## Exercise details
Keeping every line intact, print the records that follow.

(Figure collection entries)
- Opening Delimiter -
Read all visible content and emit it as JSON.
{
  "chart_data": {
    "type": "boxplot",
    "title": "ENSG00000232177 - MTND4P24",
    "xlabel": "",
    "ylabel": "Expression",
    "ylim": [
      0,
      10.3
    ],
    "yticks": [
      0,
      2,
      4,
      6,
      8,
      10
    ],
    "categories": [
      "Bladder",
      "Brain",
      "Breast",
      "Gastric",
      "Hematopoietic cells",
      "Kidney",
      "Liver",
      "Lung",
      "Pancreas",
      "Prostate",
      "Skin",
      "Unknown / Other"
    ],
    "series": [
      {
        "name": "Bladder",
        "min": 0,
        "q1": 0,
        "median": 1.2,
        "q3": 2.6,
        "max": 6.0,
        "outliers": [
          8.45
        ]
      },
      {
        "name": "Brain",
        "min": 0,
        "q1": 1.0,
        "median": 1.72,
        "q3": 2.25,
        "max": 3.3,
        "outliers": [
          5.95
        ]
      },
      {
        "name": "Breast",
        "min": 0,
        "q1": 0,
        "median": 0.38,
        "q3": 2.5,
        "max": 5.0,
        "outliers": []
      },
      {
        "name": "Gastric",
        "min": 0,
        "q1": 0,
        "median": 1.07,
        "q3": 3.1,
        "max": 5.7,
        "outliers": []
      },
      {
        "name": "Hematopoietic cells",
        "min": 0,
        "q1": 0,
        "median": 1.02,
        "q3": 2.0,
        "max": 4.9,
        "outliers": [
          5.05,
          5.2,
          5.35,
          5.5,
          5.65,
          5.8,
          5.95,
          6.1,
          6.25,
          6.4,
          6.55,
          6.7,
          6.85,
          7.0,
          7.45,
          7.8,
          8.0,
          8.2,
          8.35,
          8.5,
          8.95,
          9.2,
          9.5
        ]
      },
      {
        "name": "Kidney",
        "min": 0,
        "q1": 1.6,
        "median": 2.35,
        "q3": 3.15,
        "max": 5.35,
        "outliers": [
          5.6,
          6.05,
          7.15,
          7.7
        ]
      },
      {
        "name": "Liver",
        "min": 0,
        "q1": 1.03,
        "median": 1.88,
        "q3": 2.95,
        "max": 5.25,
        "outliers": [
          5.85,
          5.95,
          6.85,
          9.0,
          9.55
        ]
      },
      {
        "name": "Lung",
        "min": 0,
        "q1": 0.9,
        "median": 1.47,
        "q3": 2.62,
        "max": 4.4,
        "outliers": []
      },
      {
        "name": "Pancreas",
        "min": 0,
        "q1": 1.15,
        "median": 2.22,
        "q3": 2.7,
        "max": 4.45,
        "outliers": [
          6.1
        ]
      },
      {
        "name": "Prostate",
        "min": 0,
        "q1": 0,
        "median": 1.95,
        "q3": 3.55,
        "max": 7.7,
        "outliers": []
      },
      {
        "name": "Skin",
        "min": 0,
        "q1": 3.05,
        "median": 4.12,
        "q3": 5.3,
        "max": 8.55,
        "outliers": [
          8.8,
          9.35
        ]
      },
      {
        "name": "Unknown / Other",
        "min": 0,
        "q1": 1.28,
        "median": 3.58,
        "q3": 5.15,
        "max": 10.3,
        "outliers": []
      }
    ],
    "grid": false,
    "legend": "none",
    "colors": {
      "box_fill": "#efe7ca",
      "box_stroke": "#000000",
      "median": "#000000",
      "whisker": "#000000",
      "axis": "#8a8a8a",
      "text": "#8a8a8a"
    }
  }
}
- Closing Delimiter -
## Response to this task
Read all visible content and emit it as JSON.
{
  "chart_data": {
    "type": "boxplot",
    "title": "ENSG00000232177 - MTND4P24",
    "xlabel": "",
    "ylabel": "Expression",
    "ylim": [
      0,
      10.3
    ],
    "yticks": [
      0,
      2,
      4,
      6,
      8,
      10
    ],
    "categories": [
      "Bladder",
      "Brain",
      "Breast",
      "Gastric",
      "Hematopoietic cells",
      "Kidney",
      "Liver",
      "Lung",
      "Pancreas",
      "Prostate",
      "Skin",
      "Unknown / Other"
    ],
    "series": [
      {
        "name": "Bladder",
        "min": 0,
        "q1": 0,
        "median": 1.2,
        "q3": 2.6,
        "max": 6.0,
        "outliers": [
          8.45
        ]
      },
      {
        "name": "Brain",
        "min": 0,
        "q1": 1.0,
        "median": 1.72,
        "q3": 2.25,
        "max": 3.3,
        "outliers": [
          5.95
        ]
      },
      {
        "name": "Breast",
        "min": 0,
        "q1": 0,
        "median": 0.38,
        "q3": 2.5,
        "max": 5.0,
        "outliers": []
      },
      {
        "name": "Gastric",
        "min": 0,
        "q1": 0,
        "median": 1.07,
        "q3": 3.1,
        "max": 5.7,
        "outliers": []
      },
      {
        "name": "Hematopoietic cells",
        "min": 0,
        "q1": 0,
        "median": 1.02,
        "q3": 2.0,
        "max": 4.9,
        "outliers": [
          5.05,
          5.2,
          5.35,
          5.5,
          5.65,
          5.8,
          5.95,
          6.1,
          6.25,
          6.4,
          6.55,
          6.7,
          6.85,
          7.0,
          7.45,
          7.8,
          8.0,
          8.2,
          8.35,
          8.5,
          8.95,
          9.2,
          9.5
        ]
      },
      {
        "name": "Kidney",
        "min": 0,
        "q1": 1.6,
        "median": 2.35,
        "q3": 3.15,
        "max": 5.35,
        "outliers": [
          5.6,
          6.05,
          7.15,
          7.7
        ]
      },
      {
        "name": "Liver",
        "min": 0,
        "q1": 1.03,
        "median": 1.88,
        "q3": 2.95,
        "max": 5.25,
        "outliers": [
          5.85,
          5.95,
          6.85,
          9.0,
          9.55
        ]
      },
      {
        "name": "Lung",
        "min": 0,
        "q1": 0.9,
        "median": 1.47,
        "q3": 2.62,
        "max": 4.4,
        "outliers": []
      },
      {
        "name": "Pancreas",
        "min": 0,
        "q1": 1.15,
        "median": 2.22,
        "q3": 2.7,
        "max": 4.45,
        "outliers": [
          6.1
        ]
      },
      {
        "name": "Prostate",
        "min": 0,
        "q1": 0,
        "median": 1.95,
        "q3": 3.55,
        "max": 7.7,
        "outliers": []
      },
      {
        "name": "Skin",
        "min": 0,
        "q1": 3.05,
        "median": 4.12,
        "q3": 5.3,
        "max": 8.55,
        "outliers": [
          8.8,
          9.35
        ]
      },
      {
        "name": "Unknown / Other",
        "min": 0,
        "q1": 1.28,
        "median": 3.58,
        "q3": 5.15,
        "max": 10.3,
        "outliers": []
      }
    ],
    "grid": false,
    "legend": "none",
    "colors": {
      "box_fill": "#efe7ca",
      "box_stroke": "#000000",
      "median": "#000000",
      "whisker": "#000000",
      "axis": "#8a8a8a",
      "text": "#8a8a8a"
    }
  }
}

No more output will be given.